▶ _WHAT IS BEING ASKED_: Write out each record again exactly as it stands.

--- BEGIN PROVIDED MATERIAL ---

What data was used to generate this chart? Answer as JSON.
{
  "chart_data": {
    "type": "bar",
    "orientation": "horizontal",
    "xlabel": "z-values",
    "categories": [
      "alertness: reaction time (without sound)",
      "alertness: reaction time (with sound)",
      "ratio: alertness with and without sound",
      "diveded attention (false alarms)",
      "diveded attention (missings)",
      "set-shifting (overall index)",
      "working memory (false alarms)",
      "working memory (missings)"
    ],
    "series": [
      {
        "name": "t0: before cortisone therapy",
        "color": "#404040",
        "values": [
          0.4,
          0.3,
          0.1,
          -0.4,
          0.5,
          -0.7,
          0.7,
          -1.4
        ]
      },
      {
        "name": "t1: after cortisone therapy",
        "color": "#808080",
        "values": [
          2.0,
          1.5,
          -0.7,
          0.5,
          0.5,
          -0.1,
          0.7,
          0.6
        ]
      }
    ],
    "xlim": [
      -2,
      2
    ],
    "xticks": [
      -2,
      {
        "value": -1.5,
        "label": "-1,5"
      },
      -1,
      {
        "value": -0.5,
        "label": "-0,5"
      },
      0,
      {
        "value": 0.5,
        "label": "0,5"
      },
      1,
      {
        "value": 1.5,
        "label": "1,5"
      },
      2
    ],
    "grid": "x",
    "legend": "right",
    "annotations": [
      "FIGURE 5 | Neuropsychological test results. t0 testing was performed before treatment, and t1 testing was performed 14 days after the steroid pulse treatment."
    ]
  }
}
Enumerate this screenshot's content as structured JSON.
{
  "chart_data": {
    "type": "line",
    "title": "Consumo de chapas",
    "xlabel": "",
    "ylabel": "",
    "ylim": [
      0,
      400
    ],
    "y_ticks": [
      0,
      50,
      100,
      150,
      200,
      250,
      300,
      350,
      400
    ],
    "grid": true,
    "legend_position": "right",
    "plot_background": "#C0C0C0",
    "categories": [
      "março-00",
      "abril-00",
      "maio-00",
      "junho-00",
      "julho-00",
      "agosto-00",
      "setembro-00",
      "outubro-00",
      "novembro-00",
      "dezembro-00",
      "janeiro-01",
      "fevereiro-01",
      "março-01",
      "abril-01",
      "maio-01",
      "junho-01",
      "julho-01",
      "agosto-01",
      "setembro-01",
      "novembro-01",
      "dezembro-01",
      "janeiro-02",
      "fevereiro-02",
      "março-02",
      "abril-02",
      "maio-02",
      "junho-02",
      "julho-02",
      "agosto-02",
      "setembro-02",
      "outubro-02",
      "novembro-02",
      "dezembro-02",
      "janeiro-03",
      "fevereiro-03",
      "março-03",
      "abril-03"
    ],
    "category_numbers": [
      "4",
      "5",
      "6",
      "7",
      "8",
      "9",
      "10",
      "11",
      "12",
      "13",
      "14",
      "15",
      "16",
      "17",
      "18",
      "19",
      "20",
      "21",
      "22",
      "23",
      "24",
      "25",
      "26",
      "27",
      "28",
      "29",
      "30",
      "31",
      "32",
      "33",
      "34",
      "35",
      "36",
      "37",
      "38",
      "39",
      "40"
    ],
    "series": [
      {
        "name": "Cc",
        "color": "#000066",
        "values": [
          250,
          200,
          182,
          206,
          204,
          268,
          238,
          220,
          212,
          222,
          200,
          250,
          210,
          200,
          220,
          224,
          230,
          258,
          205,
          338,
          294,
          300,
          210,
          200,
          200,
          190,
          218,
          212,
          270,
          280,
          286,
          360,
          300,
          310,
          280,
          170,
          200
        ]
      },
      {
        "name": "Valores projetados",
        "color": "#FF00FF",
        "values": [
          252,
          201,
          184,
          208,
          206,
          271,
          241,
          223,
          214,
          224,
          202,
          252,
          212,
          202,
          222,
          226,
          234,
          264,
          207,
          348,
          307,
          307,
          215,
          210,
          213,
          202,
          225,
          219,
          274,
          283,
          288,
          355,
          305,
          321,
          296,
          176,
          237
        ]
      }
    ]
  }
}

--- END PROVIDED MATERIAL ---

▶ _THE OUTPUT_:
What data was used to generate this chart? Answer as JSON.
{
  "chart_data": {
    "type": "bar",
    "orientation": "horizontal",
    "xlabel": "z-values",
    "categories": [
      "alertness: reaction time (without sound)",
      "alertness: reaction time (with sound)",
      "ratio: alertness with and without sound",
      "diveded attention (false alarms)",
      "diveded attention (missings)",
      "set-shifting (overall index)",
      "working memory (false alarms)",
      "working memory (missings)"
    ],
    "series": [
      {
        "name": "t0: before cortisone therapy",
        "color": "#404040",
        "values": [
          0.4,
          0.3,
          0.1,
          -0.4,
          0.5,
          -0.7,
          0.7,
          -1.4
        ]
      },
      {
        "name": "t1: after cortisone therapy",
        "color": "#808080",
        "values": [
          2.0,
          1.5,
          -0.7,
          0.5,
          0.5,
          -0.1,
          0.7,
          0.6
        ]
      }
    ],
    "xlim": [
      -2,
      2
    ],
    "xticks": [
      -2,
      {
        "value": -1.5,
        "label": "-1,5"
      },
      -1,
      {
        "value": -0.5,
        "label": "-0,5"
      },
      0,
      {
        "value": 0.5,
        "label": "0,5"
      },
      1,
      {
        "value": 1.5,
        "label": "1,5"
      },
      2
    ],
    "grid": "x",
    "legend": "right",
    "annotations": [
      "FIGURE 5 | Neuropsychological test results. t0 testing was performed before treatment, and t1 testing was performed 14 days after the steroid pulse treatment."
    ]
  }
}
Enumerate this screenshot's content as structured JSON.
{
  "chart_data": {
    "type": "line",
    "title": "Consumo de chapas",
    "xlabel": "",
    "ylabel": "",
    "ylim": [
      0,
      400
    ],
    "y_ticks": [
      0,
      50,
      100,
      150,
      200,
      250,
      300,
      350,
      400
    ],
    "grid": true,
    "legend_position": "right",
    "plot_background": "#C0C0C0",
    "categories": [
      "março-00",
      "abril-00",
      "maio-00",
      "junho-00",
      "julho-00",
      "agosto-00",
      "setembro-00",
      "outubro-00",
      "novembro-00",
      "dezembro-00",
      "janeiro-01",
      "fevereiro-01",
      "março-01",
      "abril-01",
      "maio-01",
      "junho-01",
      "julho-01",
      "agosto-01",
      "setembro-01",
      "novembro-01",
      "dezembro-01",
      "janeiro-02",
      "fevereiro-02",
      "março-02",
      "abril-02",
      "maio-02",
      "junho-02",
      "julho-02",
      "agosto-02",
      "setembro-02",
      "outubro-02",
      "novembro-02",
      "dezembro-02",
      "janeiro-03",
      "fevereiro-03",
      "março-03",
      "abril-03"
    ],
    "category_numbers": [
      "4",
      "5",
      "6",
      "7",
      "8",
      "9",
      "10",
      "11",
      "12",
      "13",
      "14",
      "15",
      "16",
      "17",
      "18",
      "19",
      "20",
      "21",
      "22",
      "23",
      "24",
      "25",
      "26",
      "27",
      "28",
      "29",
      "30",
      "31",
      "32",
      "33",
      "34",
      "35",
      "36",
      "37",
      "38",
      "39",
      "40"
    ],
    "series": [
      {
        "name": "Cc",
        "color": "#000066",
        "values": [
          250,
          200,
          182,
          206,
          204,
          268,
          238,
          220,
          212,
          222,
          200,
          250,
          210,
          200,
          220,
          224,
          230,
          258,
          205,
          338,
          294,
          300,
          210,
          200,
          200,
          190,
          218,
          212,
          270,
          280,
          286,
          360,
          300,
          310,
          280,
          170,
          200
        ]
      },
      {
        "name": "Valores projetados",
        "color": "#FF00FF",
        "values": [
          252,
          201,
          184,
          208,
          206,
          271,
          241,
          223,
          214,
          224,
          202,
          252,
          212,
          202,
          222,
          226,
          234,
          264,
          207,
          348,
          307,
          307,
          215,
          210,
          213,
          202,
          225,
          219,
          274,
          283,
          288,
          355,
          305,
          321,
          296,
          176,
          237
        ]
      }
    ]
  }
}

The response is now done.